#### PROVIDED DATA

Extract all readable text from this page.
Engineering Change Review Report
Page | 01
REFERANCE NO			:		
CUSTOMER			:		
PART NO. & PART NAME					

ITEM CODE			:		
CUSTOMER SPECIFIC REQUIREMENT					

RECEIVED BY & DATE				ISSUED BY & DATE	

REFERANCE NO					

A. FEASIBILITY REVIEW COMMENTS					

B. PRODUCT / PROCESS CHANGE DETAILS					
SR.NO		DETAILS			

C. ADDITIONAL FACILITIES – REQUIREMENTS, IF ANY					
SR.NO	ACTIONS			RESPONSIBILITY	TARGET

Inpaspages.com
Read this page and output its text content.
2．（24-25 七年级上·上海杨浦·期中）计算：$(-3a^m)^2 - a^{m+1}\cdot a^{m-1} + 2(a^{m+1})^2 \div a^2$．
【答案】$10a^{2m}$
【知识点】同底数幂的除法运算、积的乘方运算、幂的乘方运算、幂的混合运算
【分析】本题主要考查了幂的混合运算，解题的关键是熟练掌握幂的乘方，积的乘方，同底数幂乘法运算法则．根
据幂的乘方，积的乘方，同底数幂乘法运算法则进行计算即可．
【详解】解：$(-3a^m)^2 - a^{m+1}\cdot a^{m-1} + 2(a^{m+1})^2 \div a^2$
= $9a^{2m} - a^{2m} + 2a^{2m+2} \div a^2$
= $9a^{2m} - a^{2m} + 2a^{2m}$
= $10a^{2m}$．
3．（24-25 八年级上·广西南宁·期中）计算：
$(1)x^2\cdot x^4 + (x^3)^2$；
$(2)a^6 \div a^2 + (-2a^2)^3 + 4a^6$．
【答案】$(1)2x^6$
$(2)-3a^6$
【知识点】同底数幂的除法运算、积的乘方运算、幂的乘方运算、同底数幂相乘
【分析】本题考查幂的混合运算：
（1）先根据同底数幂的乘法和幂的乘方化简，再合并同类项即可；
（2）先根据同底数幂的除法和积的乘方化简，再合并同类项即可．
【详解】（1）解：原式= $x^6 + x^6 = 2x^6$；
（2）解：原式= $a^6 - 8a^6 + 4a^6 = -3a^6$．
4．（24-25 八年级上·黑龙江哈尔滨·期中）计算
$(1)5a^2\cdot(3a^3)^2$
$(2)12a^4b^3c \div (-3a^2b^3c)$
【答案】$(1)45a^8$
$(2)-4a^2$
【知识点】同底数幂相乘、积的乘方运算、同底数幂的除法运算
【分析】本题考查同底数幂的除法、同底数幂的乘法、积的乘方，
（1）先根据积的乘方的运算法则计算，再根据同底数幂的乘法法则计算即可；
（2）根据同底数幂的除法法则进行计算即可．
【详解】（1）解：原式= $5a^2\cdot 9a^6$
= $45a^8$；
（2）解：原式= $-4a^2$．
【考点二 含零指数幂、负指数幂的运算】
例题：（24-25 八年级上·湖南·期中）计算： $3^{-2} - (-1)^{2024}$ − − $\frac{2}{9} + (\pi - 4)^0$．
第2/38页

########

PROMPT>
Restate the listing in full, word for word.

WRITTEN RESPONSE>
Extract all readable text from this page.
Engineering Change Review Report
Page | 01
REFERANCE NO			:		
CUSTOMER			:		
PART NO. & PART NAME					

ITEM CODE			:		
CUSTOMER SPECIFIC REQUIREMENT					

RECEIVED BY & DATE				ISSUED BY & DATE	

REFERANCE NO					

A. FEASIBILITY REVIEW COMMENTS					

B. PRODUCT / PROCESS CHANGE DETAILS					
SR.NO		DETAILS			

C. ADDITIONAL FACILITIES – REQUIREMENTS, IF ANY					
SR.NO	ACTIONS			RESPONSIBILITY	TARGET

Inpaspages.com
Read this page and output its text content.
2．（24-25 七年级上·上海杨浦·期中）计算：$(-3a^m)^2 - a^{m+1}\cdot a^{m-1} + 2(a^{m+1})^2 \div a^2$．
【答案】$10a^{2m}$
【知识点】同底数幂的除法运算、积的乘方运算、幂的乘方运算、幂的混合运算
【分析】本题主要考查了幂的混合运算，解题的关键是熟练掌握幂的乘方，积的乘方，同底数幂乘法运算法则．根
据幂的乘方，积的乘方，同底数幂乘法运算法则进行计算即可．
【详解】解：$(-3a^m)^2 - a^{m+1}\cdot a^{m-1} + 2(a^{m+1})^2 \div a^2$
= $9a^{2m} - a^{2m} + 2a^{2m+2} \div a^2$
= $9a^{2m} - a^{2m} + 2a^{2m}$
= $10a^{2m}$．
3．（24-25 八年级上·广西南宁·期中）计算：
$(1)x^2\cdot x^4 + (x^3)^2$；
$(2)a^6 \div a^2 + (-2a^2)^3 + 4a^6$．
【答案】$(1)2x^6$
$(2)-3a^6$
【知识点】同底数幂的除法运算、积的乘方运算、幂的乘方运算、同底数幂相乘
【分析】本题考查幂的混合运算：
（1）先根据同底数幂的乘法和幂的乘方化简，再合并同类项即可；
（2）先根据同底数幂的除法和积的乘方化简，再合并同类项即可．
【详解】（1）解：原式= $x^6 + x^6 = 2x^6$；
（2）解：原式= $a^6 - 8a^6 + 4a^6 = -3a^6$．
4．（24-25 八年级上·黑龙江哈尔滨·期中）计算
$(1)5a^2\cdot(3a^3)^2$
$(2)12a^4b^3c \div (-3a^2b^3c)$
【答案】$(1)45a^8$
$(2)-4a^2$
【知识点】同底数幂相乘、积的乘方运算、同底数幂的除法运算
【分析】本题考查同底数幂的除法、同底数幂的乘法、积的乘方，
（1）先根据积的乘方的运算法则计算，再根据同底数幂的乘法法则计算即可；
（2）根据同底数幂的除法法则进行计算即可．
【详解】（1）解：原式= $5a^2\cdot 9a^6$
= $45a^8$；
（2）解：原式= $-4a^2$．
【考点二 含零指数幂、负指数幂的运算】
例题：（24-25 八年级上·湖南·期中）计算： $3^{-2} - (-1)^{2024}$ − − $\frac{2}{9} + (\pi - 4)^0$．
第2/38页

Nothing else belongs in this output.